** TASK REQUIREMENTS **
Filter this material down to the lines that hold "caption", copying each one.

====== RECORDS SUPPLIED ======

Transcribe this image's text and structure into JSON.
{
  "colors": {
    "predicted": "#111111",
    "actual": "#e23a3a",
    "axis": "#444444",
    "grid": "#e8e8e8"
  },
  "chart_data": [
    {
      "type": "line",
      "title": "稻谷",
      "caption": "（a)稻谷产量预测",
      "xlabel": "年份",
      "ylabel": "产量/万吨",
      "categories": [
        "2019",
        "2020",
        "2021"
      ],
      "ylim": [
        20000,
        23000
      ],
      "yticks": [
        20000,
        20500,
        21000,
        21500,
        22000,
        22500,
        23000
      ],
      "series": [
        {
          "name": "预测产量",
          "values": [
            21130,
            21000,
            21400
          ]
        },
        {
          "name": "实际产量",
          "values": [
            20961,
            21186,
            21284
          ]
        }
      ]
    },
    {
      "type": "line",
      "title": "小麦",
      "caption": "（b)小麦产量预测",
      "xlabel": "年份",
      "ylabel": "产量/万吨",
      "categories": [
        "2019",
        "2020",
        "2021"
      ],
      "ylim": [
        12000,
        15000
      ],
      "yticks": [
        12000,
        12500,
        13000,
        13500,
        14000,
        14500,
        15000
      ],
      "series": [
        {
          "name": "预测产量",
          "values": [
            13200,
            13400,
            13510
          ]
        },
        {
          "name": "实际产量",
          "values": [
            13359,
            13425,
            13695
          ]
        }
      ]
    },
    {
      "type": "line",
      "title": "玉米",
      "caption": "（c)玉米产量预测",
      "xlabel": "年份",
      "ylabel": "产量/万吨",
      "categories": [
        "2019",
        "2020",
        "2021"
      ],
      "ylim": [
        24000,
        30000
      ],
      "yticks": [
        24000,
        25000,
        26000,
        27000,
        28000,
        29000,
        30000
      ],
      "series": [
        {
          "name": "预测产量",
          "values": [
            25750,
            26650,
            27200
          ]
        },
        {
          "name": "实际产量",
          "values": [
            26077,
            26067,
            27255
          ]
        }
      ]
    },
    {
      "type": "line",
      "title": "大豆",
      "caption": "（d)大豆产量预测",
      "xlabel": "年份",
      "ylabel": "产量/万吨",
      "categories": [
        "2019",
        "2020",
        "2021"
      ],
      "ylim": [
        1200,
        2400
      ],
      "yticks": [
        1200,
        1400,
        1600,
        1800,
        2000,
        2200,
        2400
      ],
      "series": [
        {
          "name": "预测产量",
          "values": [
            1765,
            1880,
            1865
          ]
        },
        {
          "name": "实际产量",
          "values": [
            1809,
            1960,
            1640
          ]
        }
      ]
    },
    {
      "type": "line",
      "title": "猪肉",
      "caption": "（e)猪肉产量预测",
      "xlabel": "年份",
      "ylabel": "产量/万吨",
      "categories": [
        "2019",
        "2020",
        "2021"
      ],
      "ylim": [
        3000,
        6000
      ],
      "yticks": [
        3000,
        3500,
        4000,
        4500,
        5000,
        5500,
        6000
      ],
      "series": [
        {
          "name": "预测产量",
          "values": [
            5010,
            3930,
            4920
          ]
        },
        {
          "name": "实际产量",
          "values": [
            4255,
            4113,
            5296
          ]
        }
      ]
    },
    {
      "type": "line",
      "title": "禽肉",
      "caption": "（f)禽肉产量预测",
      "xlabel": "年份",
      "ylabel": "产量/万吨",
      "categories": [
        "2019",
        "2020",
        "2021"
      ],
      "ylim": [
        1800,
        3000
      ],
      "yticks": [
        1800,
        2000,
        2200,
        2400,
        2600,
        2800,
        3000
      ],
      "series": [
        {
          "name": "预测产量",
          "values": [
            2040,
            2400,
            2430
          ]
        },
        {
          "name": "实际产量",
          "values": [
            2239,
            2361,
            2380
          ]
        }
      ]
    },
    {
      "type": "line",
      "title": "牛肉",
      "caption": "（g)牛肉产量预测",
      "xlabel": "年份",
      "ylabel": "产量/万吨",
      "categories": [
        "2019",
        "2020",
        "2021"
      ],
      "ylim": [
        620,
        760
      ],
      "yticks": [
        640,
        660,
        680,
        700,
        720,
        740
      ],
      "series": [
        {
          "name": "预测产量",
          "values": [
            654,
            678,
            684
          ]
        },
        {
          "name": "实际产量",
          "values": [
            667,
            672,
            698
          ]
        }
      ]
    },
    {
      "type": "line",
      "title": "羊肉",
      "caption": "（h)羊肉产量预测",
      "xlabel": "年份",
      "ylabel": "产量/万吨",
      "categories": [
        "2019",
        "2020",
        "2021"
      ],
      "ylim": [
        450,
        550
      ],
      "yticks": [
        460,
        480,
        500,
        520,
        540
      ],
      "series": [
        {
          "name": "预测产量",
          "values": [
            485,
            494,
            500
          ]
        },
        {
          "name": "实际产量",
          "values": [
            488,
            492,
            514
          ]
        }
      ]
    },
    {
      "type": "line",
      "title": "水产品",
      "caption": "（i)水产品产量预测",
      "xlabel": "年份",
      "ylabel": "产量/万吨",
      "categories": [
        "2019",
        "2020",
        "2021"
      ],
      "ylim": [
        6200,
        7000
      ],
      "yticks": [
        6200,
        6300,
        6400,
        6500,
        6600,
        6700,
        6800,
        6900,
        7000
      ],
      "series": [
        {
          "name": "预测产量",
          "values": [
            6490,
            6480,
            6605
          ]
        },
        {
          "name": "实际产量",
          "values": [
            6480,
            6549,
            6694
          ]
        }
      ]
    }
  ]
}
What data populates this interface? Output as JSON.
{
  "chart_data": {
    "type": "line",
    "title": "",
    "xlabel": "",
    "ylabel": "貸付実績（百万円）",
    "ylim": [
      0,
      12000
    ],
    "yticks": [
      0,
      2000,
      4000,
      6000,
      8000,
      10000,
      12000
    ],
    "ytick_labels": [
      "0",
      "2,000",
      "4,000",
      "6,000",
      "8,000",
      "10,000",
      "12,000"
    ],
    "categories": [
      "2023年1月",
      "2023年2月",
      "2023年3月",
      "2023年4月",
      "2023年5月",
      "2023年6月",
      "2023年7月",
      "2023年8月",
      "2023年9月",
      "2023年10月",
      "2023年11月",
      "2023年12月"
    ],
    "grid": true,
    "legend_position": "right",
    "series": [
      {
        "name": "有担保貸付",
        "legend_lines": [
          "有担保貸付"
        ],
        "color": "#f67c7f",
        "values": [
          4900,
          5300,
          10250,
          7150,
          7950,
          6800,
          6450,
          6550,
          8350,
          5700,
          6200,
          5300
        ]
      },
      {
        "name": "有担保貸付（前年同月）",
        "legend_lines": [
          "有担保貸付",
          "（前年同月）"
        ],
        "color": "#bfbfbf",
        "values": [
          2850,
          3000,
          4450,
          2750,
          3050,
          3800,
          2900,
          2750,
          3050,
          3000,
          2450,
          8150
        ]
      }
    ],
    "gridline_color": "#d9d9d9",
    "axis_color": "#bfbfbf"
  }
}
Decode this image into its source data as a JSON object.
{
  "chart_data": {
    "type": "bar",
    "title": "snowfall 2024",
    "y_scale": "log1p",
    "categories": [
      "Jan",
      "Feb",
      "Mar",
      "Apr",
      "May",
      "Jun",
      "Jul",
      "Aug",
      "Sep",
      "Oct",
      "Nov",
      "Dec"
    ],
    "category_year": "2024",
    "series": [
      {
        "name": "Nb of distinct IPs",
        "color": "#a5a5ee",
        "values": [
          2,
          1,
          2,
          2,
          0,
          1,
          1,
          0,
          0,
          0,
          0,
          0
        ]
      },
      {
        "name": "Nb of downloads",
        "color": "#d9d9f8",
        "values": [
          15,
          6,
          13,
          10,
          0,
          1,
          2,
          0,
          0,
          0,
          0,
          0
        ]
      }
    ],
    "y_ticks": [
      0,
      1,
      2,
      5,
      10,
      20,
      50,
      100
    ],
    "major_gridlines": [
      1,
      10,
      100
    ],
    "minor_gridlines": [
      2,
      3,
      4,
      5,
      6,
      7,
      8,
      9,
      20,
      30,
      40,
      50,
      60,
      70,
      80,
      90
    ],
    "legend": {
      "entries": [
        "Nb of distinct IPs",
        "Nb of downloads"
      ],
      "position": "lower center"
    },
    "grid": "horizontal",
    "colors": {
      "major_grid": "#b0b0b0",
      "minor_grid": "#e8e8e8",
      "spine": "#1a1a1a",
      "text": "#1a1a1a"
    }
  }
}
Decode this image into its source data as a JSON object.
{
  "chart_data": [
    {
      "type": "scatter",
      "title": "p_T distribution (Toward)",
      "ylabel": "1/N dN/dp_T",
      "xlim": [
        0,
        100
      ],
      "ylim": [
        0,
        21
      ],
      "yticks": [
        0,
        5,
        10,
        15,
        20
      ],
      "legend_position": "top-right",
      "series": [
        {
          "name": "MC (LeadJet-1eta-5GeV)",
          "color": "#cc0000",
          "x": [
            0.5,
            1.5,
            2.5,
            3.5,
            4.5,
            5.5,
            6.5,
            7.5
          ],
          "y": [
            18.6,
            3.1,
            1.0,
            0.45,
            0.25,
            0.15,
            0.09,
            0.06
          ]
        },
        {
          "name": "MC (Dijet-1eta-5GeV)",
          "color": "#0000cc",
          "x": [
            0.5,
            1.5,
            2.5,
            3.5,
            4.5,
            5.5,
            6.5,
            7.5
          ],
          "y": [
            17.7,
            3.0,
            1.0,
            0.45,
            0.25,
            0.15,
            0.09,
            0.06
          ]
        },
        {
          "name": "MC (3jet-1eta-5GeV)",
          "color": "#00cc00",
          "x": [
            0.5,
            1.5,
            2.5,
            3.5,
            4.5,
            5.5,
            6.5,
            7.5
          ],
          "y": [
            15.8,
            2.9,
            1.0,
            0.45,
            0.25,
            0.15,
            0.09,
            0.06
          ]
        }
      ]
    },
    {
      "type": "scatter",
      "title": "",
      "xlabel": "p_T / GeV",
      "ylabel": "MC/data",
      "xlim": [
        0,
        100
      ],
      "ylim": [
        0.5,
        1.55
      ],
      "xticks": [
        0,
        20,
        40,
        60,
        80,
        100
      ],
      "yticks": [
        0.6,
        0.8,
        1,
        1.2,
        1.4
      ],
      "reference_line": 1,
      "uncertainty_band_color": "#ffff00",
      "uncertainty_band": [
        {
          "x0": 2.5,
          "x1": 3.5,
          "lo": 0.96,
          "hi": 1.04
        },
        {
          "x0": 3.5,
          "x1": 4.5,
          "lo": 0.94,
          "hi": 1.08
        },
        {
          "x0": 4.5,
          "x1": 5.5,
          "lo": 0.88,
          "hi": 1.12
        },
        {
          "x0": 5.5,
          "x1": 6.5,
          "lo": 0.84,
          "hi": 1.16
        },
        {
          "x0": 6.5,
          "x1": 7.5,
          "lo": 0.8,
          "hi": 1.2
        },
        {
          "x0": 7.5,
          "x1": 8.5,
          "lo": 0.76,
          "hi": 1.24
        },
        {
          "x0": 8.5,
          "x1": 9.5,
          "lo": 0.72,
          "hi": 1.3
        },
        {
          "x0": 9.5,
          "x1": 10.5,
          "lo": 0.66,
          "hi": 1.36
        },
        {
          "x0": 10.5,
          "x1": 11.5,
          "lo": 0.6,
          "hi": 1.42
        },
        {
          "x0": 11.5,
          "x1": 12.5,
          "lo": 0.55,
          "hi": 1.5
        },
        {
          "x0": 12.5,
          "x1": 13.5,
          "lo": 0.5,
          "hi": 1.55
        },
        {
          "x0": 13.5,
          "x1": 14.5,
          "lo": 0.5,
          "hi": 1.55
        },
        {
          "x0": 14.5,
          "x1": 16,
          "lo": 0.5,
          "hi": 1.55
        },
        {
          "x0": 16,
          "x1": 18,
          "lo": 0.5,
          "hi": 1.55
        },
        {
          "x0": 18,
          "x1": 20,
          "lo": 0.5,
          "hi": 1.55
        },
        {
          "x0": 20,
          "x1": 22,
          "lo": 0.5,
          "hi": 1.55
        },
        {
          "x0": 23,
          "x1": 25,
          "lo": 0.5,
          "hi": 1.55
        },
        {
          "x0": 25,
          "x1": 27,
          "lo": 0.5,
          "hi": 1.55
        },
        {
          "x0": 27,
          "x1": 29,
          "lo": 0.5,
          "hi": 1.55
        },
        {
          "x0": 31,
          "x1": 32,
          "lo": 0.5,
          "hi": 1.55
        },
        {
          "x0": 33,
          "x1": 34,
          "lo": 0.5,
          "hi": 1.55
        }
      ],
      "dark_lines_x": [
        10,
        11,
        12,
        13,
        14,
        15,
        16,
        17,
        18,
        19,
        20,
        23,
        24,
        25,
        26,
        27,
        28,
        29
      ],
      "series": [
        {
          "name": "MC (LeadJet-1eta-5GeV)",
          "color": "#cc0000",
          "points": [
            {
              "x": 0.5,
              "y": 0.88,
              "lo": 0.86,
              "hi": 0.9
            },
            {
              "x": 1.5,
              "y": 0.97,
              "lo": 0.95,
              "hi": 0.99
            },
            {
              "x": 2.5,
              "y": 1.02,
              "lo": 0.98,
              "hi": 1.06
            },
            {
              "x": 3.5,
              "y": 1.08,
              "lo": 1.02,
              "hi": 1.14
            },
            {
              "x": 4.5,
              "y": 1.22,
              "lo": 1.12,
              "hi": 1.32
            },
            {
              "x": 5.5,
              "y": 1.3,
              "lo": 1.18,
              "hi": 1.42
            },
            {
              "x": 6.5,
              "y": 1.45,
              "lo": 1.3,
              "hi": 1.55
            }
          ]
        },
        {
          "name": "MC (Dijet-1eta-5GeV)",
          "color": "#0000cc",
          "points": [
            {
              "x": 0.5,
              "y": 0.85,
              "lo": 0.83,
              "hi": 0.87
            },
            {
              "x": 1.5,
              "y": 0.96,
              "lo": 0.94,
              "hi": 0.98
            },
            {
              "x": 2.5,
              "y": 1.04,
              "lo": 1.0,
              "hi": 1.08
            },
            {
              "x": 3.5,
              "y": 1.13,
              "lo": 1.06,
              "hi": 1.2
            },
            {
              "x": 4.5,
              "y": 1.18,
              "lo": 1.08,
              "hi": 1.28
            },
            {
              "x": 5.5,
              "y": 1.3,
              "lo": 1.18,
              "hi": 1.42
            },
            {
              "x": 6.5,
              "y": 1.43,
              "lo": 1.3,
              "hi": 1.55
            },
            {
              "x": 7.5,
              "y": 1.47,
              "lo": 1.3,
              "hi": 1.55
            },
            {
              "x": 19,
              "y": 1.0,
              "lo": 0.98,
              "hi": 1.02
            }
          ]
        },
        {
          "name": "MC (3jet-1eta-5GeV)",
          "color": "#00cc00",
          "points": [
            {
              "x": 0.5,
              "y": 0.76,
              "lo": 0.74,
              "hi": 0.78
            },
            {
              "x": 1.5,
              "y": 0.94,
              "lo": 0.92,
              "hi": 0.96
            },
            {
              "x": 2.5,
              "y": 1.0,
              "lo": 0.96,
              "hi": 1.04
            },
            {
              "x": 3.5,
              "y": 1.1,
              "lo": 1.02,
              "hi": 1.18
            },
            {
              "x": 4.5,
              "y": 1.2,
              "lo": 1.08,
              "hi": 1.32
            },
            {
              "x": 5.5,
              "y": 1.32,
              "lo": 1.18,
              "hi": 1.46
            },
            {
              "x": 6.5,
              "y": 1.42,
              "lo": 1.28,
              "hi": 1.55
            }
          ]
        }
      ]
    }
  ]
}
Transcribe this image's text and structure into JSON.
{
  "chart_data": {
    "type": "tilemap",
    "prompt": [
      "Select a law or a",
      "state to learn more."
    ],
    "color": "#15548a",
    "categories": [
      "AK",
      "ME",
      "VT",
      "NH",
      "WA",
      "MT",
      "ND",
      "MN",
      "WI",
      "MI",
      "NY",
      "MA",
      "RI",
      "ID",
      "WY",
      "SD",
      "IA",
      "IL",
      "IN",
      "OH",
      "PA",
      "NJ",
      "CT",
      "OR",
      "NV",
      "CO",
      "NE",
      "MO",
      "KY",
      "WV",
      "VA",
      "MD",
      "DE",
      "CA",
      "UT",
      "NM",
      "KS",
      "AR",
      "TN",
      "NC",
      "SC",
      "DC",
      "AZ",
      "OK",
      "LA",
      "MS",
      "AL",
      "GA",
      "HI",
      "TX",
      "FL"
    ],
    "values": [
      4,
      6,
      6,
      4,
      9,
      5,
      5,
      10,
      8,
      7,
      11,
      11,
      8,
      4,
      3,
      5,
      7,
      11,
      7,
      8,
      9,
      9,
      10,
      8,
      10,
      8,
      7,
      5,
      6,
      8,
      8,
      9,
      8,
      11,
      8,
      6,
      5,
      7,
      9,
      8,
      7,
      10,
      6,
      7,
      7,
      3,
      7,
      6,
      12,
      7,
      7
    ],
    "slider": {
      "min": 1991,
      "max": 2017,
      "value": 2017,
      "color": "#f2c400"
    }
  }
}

======

** REPLY **
      "caption": "（a)稻谷产量预测",
      "caption": "（b)小麦产量预测",
      "caption": "（c)玉米产量预测",
      "caption": "（d)大豆产量预测",
      "caption": "（e)猪肉产量预测",
      "caption": "（f)禽肉产量预测",
      "caption": "（g)牛肉产量预测",
      "caption": "（h)羊肉产量预测",
      "caption": "（i)水产品产量预测",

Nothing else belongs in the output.